Check each line of the material below, and copy it if it holds the string "XSMN".

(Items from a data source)
^^^^^^^^^^^^^^^^
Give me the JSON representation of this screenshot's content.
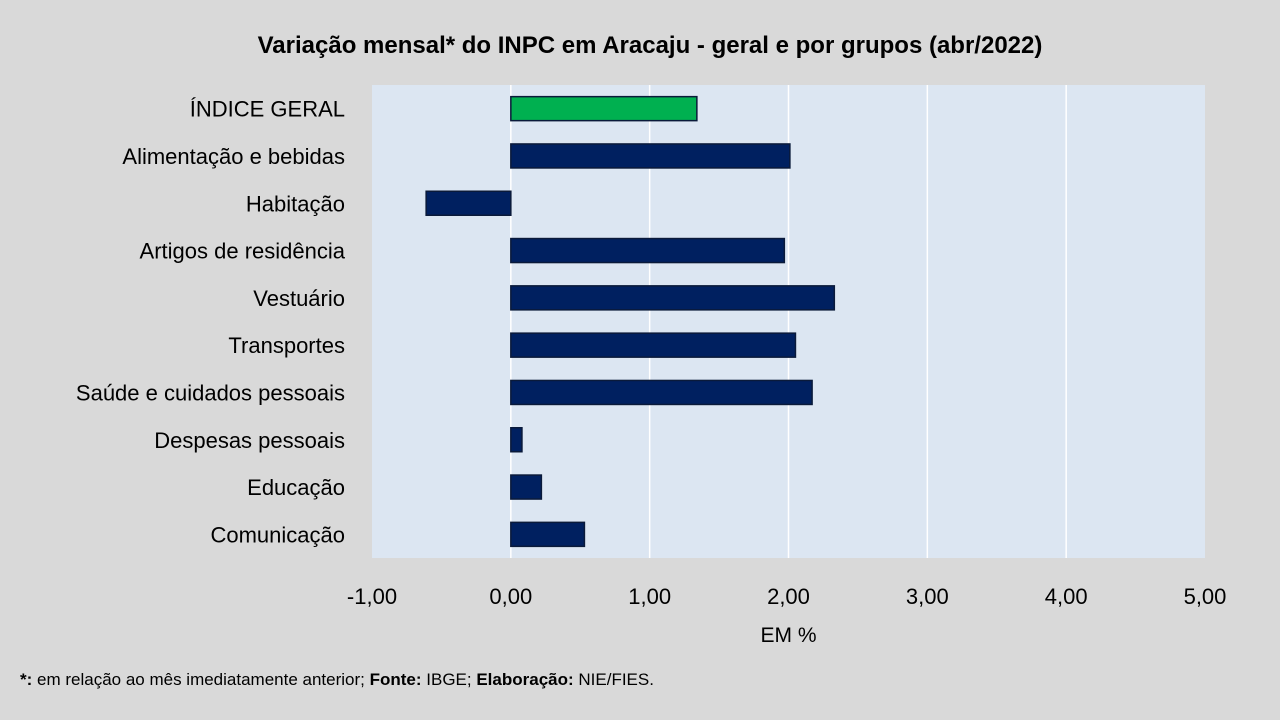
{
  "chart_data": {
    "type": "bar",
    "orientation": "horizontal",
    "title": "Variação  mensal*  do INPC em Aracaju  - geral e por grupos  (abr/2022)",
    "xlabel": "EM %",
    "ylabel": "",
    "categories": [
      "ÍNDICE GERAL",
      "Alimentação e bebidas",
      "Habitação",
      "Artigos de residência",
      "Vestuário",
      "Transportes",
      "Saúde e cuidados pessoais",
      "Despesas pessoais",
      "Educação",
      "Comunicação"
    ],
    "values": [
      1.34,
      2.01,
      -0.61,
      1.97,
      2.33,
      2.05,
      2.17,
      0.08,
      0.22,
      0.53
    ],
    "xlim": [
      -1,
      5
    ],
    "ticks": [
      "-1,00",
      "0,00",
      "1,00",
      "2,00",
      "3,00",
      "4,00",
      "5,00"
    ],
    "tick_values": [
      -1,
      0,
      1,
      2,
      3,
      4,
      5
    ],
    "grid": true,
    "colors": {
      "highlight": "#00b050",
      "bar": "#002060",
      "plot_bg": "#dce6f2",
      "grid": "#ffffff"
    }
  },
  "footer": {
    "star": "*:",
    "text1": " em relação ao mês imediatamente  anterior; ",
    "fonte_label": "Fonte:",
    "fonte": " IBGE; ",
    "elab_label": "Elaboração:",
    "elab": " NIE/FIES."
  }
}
^^^^^^^^^^^^^^^^
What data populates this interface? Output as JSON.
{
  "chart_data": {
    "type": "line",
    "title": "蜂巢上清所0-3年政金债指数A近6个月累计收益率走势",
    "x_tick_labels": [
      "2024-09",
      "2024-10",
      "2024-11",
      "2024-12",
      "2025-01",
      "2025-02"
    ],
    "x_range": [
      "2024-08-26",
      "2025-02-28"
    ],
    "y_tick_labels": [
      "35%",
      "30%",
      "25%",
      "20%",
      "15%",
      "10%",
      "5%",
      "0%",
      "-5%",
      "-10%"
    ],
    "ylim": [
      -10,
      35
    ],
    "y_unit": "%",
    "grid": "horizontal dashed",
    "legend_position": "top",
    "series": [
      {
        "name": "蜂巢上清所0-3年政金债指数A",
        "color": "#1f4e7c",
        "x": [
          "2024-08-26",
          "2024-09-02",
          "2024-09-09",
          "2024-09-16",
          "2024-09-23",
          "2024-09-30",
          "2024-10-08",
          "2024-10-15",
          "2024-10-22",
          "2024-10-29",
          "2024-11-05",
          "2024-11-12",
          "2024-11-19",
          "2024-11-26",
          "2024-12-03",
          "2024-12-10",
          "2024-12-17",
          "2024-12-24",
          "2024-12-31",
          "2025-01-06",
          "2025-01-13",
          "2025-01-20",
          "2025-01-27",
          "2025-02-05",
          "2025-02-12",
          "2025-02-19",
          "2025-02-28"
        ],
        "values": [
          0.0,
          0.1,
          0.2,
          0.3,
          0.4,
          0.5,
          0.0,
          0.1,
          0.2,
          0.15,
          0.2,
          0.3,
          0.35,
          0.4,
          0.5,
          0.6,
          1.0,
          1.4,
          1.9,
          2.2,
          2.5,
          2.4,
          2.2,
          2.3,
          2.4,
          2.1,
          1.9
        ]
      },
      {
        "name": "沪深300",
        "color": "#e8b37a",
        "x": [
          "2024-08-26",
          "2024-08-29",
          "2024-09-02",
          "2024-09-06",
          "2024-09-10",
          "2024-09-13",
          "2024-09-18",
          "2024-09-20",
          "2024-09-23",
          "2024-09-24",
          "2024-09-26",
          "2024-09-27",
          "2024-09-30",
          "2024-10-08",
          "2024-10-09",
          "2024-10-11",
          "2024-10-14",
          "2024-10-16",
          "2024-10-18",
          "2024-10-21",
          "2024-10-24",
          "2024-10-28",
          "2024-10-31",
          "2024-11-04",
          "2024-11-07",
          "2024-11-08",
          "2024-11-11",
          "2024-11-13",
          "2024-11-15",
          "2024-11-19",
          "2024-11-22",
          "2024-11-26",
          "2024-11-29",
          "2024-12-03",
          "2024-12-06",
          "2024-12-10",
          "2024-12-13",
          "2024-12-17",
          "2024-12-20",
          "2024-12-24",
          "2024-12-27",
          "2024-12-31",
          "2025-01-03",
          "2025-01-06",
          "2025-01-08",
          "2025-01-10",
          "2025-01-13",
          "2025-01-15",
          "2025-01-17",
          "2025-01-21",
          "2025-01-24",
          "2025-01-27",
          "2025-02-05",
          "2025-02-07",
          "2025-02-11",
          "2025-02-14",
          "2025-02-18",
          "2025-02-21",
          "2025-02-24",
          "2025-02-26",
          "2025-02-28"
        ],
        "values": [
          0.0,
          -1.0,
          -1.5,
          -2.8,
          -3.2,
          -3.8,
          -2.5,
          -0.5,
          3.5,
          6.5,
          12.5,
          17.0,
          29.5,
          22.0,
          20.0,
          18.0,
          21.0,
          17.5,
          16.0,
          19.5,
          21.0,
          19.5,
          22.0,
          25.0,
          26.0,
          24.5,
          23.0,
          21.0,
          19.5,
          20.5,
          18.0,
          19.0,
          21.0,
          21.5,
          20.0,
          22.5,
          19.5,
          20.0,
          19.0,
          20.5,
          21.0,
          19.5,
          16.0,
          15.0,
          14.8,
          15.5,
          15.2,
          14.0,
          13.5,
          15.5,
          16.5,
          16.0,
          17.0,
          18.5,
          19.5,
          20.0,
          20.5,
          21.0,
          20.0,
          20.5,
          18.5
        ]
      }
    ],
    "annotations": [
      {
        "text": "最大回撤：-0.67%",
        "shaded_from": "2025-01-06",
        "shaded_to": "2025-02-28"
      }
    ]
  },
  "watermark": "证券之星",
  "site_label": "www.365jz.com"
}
^^^^^^^^^^^^^^^^
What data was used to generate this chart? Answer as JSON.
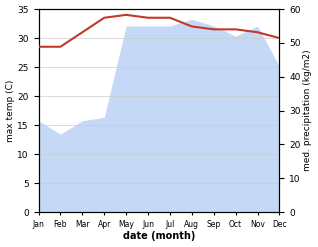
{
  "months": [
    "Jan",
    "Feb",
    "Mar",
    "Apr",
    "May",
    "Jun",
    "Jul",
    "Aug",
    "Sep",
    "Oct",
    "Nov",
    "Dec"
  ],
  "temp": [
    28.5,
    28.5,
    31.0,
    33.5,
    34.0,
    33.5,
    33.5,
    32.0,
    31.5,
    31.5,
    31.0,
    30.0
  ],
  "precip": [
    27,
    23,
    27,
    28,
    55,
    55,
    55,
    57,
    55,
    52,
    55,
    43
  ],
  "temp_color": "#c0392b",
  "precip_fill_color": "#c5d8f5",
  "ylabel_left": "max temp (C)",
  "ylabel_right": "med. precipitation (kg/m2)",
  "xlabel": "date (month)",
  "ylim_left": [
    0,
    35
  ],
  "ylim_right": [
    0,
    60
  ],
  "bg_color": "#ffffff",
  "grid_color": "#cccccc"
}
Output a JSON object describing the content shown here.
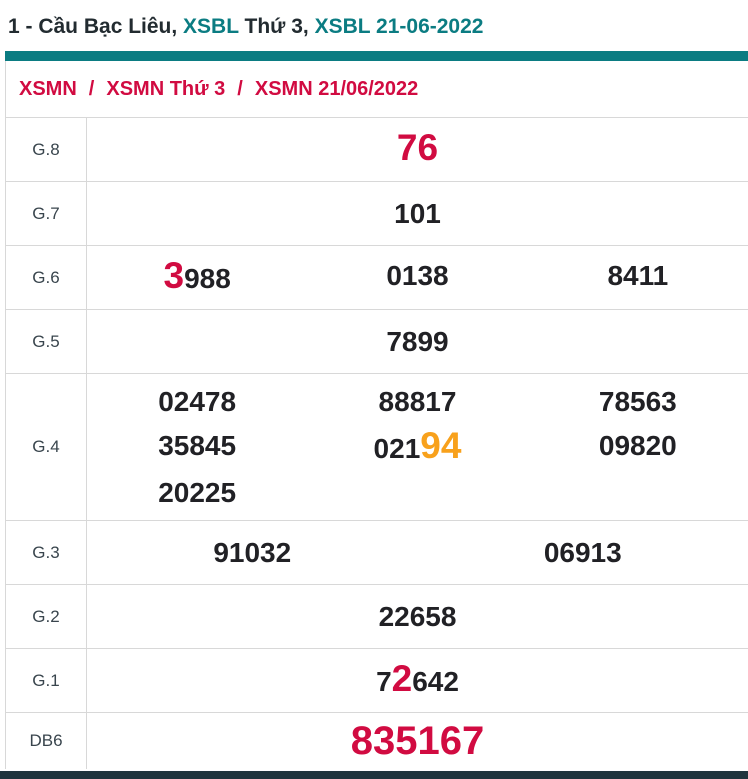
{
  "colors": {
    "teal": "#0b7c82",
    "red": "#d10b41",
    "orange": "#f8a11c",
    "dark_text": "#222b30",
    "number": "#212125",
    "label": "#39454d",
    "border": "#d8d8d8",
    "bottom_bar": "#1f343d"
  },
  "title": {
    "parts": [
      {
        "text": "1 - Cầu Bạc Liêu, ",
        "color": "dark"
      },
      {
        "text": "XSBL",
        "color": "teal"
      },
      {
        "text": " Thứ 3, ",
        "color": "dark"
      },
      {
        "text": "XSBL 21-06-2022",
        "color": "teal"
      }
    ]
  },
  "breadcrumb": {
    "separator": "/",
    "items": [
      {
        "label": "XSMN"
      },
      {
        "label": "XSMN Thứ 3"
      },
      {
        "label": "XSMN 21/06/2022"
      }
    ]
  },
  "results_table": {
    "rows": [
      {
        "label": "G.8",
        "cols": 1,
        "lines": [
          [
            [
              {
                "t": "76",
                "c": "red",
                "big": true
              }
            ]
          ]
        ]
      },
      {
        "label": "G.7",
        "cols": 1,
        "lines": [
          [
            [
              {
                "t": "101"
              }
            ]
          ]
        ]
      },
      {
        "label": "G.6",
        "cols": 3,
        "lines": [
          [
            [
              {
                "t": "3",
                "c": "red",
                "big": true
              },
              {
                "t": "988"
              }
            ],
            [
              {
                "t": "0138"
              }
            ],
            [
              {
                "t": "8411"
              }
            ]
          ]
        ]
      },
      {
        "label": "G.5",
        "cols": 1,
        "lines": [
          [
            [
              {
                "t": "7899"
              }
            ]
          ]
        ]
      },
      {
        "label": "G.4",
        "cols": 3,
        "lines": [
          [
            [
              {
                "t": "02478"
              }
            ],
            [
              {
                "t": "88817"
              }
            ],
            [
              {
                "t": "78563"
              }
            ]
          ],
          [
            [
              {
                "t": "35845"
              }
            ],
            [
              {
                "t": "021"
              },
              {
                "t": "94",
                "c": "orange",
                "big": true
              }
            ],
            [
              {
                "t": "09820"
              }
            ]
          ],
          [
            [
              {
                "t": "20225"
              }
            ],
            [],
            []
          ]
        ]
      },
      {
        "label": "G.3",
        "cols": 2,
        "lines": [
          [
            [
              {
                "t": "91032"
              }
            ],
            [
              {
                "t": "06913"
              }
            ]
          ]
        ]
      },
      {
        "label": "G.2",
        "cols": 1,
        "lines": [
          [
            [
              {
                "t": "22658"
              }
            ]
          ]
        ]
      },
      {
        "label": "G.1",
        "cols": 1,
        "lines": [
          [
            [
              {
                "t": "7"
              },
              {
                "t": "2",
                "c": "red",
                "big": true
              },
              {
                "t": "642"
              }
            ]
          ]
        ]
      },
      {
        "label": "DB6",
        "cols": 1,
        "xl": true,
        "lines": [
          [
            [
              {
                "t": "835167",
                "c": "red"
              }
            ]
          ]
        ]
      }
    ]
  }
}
^^^^^^^^^^^^^^^^
* **Complete response**
        "label": "XSMN"
        "label": "XSMN Thứ 3"
        "label": "XSMN 21/06/2022"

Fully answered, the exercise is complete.